→ DO THIS
Give the data again, word for word.

**** INFORMATION GIVEN ****

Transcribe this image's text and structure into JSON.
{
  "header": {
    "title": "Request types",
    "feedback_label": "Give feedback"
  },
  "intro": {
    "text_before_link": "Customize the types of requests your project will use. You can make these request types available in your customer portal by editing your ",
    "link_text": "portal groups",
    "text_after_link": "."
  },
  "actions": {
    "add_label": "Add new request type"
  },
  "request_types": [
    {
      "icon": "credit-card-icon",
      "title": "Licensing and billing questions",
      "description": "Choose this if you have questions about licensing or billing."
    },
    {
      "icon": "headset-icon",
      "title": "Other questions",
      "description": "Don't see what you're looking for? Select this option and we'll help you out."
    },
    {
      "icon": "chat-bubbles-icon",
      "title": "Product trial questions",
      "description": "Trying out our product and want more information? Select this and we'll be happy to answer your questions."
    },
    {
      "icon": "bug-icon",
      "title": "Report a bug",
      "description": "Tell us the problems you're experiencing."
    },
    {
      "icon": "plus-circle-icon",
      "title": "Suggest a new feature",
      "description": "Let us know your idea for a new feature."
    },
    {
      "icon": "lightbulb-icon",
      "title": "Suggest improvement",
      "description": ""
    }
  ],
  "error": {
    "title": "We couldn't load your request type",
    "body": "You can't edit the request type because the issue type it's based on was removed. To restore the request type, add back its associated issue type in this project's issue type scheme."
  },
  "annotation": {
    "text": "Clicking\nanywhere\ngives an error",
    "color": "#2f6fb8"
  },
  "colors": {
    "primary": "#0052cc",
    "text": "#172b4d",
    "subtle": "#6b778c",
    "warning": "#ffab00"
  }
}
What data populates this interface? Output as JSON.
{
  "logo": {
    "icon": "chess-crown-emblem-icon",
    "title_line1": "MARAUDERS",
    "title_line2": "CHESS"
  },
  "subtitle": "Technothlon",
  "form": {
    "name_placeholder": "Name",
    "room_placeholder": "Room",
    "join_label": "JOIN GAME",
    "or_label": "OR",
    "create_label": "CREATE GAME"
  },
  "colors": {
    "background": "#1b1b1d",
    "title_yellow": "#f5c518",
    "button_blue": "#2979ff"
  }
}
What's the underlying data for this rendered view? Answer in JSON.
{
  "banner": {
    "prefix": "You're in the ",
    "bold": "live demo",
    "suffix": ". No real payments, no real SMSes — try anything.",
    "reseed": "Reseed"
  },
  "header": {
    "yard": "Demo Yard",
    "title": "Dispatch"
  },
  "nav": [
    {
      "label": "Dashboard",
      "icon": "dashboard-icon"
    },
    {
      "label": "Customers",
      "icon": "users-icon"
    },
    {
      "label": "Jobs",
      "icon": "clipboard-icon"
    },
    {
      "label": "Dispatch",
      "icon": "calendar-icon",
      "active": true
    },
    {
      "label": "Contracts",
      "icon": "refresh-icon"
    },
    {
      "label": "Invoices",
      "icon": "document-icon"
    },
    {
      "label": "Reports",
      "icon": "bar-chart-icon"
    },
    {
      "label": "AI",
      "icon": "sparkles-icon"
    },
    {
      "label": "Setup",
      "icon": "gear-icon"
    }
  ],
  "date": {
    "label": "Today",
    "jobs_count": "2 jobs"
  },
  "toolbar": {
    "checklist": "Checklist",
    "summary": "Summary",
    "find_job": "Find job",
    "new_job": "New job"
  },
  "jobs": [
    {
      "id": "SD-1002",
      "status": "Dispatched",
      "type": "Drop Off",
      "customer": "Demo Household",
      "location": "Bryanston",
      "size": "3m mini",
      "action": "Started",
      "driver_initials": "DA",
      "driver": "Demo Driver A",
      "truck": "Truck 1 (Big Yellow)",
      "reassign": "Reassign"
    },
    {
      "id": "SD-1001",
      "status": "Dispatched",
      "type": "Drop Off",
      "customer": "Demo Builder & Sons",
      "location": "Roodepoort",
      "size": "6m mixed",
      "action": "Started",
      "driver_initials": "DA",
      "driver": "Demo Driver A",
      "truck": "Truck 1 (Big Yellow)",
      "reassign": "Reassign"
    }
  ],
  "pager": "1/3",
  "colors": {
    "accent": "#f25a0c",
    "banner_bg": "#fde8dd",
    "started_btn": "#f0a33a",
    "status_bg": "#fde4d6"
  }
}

****

→ RESPONSE TO THE EXERCISE
Transcribe this image's text and structure into JSON.
{
  "header": {
    "title": "Request types",
    "feedback_label": "Give feedback"
  },
  "intro": {
    "text_before_link": "Customize the types of requests your project will use. You can make these request types available in your customer portal by editing your ",
    "link_text": "portal groups",
    "text_after_link": "."
  },
  "actions": {
    "add_label": "Add new request type"
  },
  "request_types": [
    {
      "icon": "credit-card-icon",
      "title": "Licensing and billing questions",
      "description": "Choose this if you have questions about licensing or billing."
    },
    {
      "icon": "headset-icon",
      "title": "Other questions",
      "description": "Don't see what you're looking for? Select this option and we'll help you out."
    },
    {
      "icon": "chat-bubbles-icon",
      "title": "Product trial questions",
      "description": "Trying out our product and want more information? Select this and we'll be happy to answer your questions."
    },
    {
      "icon": "bug-icon",
      "title": "Report a bug",
      "description": "Tell us the problems you're experiencing."
    },
    {
      "icon": "plus-circle-icon",
      "title": "Suggest a new feature",
      "description": "Let us know your idea for a new feature."
    },
    {
      "icon": "lightbulb-icon",
      "title": "Suggest improvement",
      "description": ""
    }
  ],
  "error": {
    "title": "We couldn't load your request type",
    "body": "You can't edit the request type because the issue type it's based on was removed. To restore the request type, add back its associated issue type in this project's issue type scheme."
  },
  "annotation": {
    "text": "Clicking\nanywhere\ngives an error",
    "color": "#2f6fb8"
  },
  "colors": {
    "primary": "#0052cc",
    "text": "#172b4d",
    "subtle": "#6b778c",
    "warning": "#ffab00"
  }
}
What data populates this interface? Output as JSON.
{
  "logo": {
    "icon": "chess-crown-emblem-icon",
    "title_line1": "MARAUDERS",
    "title_line2": "CHESS"
  },
  "subtitle": "Technothlon",
  "form": {
    "name_placeholder": "Name",
    "room_placeholder": "Room",
    "join_label": "JOIN GAME",
    "or_label": "OR",
    "create_label": "CREATE GAME"
  },
  "colors": {
    "background": "#1b1b1d",
    "title_yellow": "#f5c518",
    "button_blue": "#2979ff"
  }
}
What's the underlying data for this rendered view? Answer in JSON.
{
  "banner": {
    "prefix": "You're in the ",
    "bold": "live demo",
    "suffix": ". No real payments, no real SMSes — try anything.",
    "reseed": "Reseed"
  },
  "header": {
    "yard": "Demo Yard",
    "title": "Dispatch"
  },
  "nav": [
    {
      "label": "Dashboard",
      "icon": "dashboard-icon"
    },
    {
      "label": "Customers",
      "icon": "users-icon"
    },
    {
      "label": "Jobs",
      "icon": "clipboard-icon"
    },
    {
      "label": "Dispatch",
      "icon": "calendar-icon",
      "active": true
    },
    {
      "label": "Contracts",
      "icon": "refresh-icon"
    },
    {
      "label": "Invoices",
      "icon": "document-icon"
    },
    {
      "label": "Reports",
      "icon": "bar-chart-icon"
    },
    {
      "label": "AI",
      "icon": "sparkles-icon"
    },
    {
      "label": "Setup",
      "icon": "gear-icon"
    }
  ],
  "date": {
    "label": "Today",
    "jobs_count": "2 jobs"
  },
  "toolbar": {
    "checklist": "Checklist",
    "summary": "Summary",
    "find_job": "Find job",
    "new_job": "New job"
  },
  "jobs": [
    {
      "id": "SD-1002",
      "status": "Dispatched",
      "type": "Drop Off",
      "customer": "Demo Household",
      "location": "Bryanston",
      "size": "3m mini",
      "action": "Started",
      "driver_initials": "DA",
      "driver": "Demo Driver A",
      "truck": "Truck 1 (Big Yellow)",
      "reassign": "Reassign"
    },
    {
      "id": "SD-1001",
      "status": "Dispatched",
      "type": "Drop Off",
      "customer": "Demo Builder & Sons",
      "location": "Roodepoort",
      "size": "6m mixed",
      "action": "Started",
      "driver_initials": "DA",
      "driver": "Demo Driver A",
      "truck": "Truck 1 (Big Yellow)",
      "reassign": "Reassign"
    }
  ],
  "pager": "1/3",
  "colors": {
    "accent": "#f25a0c",
    "banner_bg": "#fde8dd",
    "started_btn": "#f0a33a",
    "status_bg": "#fde4d6"
  }
}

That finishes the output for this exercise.